▶ [AIM] Copy out the entries below in full and exactly.

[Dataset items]
----------------------------------------

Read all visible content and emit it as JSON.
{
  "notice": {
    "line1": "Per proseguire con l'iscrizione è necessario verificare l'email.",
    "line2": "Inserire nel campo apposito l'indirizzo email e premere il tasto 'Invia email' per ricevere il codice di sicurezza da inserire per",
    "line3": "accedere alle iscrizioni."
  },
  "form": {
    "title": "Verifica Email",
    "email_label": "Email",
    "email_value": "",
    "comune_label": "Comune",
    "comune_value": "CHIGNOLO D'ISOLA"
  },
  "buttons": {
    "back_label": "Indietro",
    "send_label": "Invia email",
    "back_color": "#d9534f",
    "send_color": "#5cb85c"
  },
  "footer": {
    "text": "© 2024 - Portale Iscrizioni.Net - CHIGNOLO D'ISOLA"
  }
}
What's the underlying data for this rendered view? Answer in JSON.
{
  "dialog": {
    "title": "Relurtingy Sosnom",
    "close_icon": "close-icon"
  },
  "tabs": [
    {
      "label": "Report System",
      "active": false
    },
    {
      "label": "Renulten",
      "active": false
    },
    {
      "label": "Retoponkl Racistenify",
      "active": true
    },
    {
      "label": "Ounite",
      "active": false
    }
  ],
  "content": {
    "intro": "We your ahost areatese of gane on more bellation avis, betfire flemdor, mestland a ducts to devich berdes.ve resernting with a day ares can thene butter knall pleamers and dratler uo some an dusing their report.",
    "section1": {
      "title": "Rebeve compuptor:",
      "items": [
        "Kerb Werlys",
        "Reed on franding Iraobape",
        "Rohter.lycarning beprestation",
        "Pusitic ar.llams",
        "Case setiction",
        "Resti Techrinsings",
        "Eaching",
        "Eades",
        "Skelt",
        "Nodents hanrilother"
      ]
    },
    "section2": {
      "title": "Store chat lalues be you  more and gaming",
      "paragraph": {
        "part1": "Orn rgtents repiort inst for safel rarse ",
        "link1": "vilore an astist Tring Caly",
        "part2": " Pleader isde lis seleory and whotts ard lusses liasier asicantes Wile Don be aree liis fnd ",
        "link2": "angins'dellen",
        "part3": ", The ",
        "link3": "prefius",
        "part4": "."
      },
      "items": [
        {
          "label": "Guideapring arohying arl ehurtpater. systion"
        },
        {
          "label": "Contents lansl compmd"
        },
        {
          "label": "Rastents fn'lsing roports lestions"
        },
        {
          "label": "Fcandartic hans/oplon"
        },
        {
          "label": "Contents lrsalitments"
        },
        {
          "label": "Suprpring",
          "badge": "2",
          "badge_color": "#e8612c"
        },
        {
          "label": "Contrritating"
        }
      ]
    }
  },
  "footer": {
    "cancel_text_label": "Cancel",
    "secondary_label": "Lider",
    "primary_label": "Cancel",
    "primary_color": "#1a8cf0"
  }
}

----------------------------------------

▶ [RESPONSE TO THE EXERCISE]
Read all visible content and emit it as JSON.
{
  "notice": {
    "line1": "Per proseguire con l'iscrizione è necessario verificare l'email.",
    "line2": "Inserire nel campo apposito l'indirizzo email e premere il tasto 'Invia email' per ricevere il codice di sicurezza da inserire per",
    "line3": "accedere alle iscrizioni."
  },
  "form": {
    "title": "Verifica Email",
    "email_label": "Email",
    "email_value": "",
    "comune_label": "Comune",
    "comune_value": "CHIGNOLO D'ISOLA"
  },
  "buttons": {
    "back_label": "Indietro",
    "send_label": "Invia email",
    "back_color": "#d9534f",
    "send_color": "#5cb85c"
  },
  "footer": {
    "text": "© 2024 - Portale Iscrizioni.Net - CHIGNOLO D'ISOLA"
  }
}
What's the underlying data for this rendered view? Answer in JSON.
{
  "dialog": {
    "title": "Relurtingy Sosnom",
    "close_icon": "close-icon"
  },
  "tabs": [
    {
      "label": "Report System",
      "active": false
    },
    {
      "label": "Renulten",
      "active": false
    },
    {
      "label": "Retoponkl Racistenify",
      "active": true
    },
    {
      "label": "Ounite",
      "active": false
    }
  ],
  "content": {
    "intro": "We your ahost areatese of gane on more bellation avis, betfire flemdor, mestland a ducts to devich berdes.ve resernting with a day ares can thene butter knall pleamers and dratler uo some an dusing their report.",
    "section1": {
      "title": "Rebeve compuptor:",
      "items": [
        "Kerb Werlys",
        "Reed on franding Iraobape",
        "Rohter.lycarning beprestation",
        "Pusitic ar.llams",
        "Case setiction",
        "Resti Techrinsings",
        "Eaching",
        "Eades",
        "Skelt",
        "Nodents hanrilother"
      ]
    },
    "section2": {
      "title": "Store chat lalues be you  more and gaming",
      "paragraph": {
        "part1": "Orn rgtents repiort inst for safel rarse ",
        "link1": "vilore an astist Tring Caly",
        "part2": " Pleader isde lis seleory and whotts ard lusses liasier asicantes Wile Don be aree liis fnd ",
        "link2": "angins'dellen",
        "part3": ", The ",
        "link3": "prefius",
        "part4": "."
      },
      "items": [
        {
          "label": "Guideapring arohying arl ehurtpater. systion"
        },
        {
          "label": "Contents lansl compmd"
        },
        {
          "label": "Rastents fn'lsing roports lestions"
        },
        {
          "label": "Fcandartic hans/oplon"
        },
        {
          "label": "Contents lrsalitments"
        },
        {
          "label": "Suprpring",
          "badge": "2",
          "badge_color": "#e8612c"
        },
        {
          "label": "Contrritating"
        }
      ]
    }
  },
  "footer": {
    "cancel_text_label": "Cancel",
    "secondary_label": "Lider",
    "primary_label": "Cancel",
    "primary_color": "#1a8cf0"
  }
}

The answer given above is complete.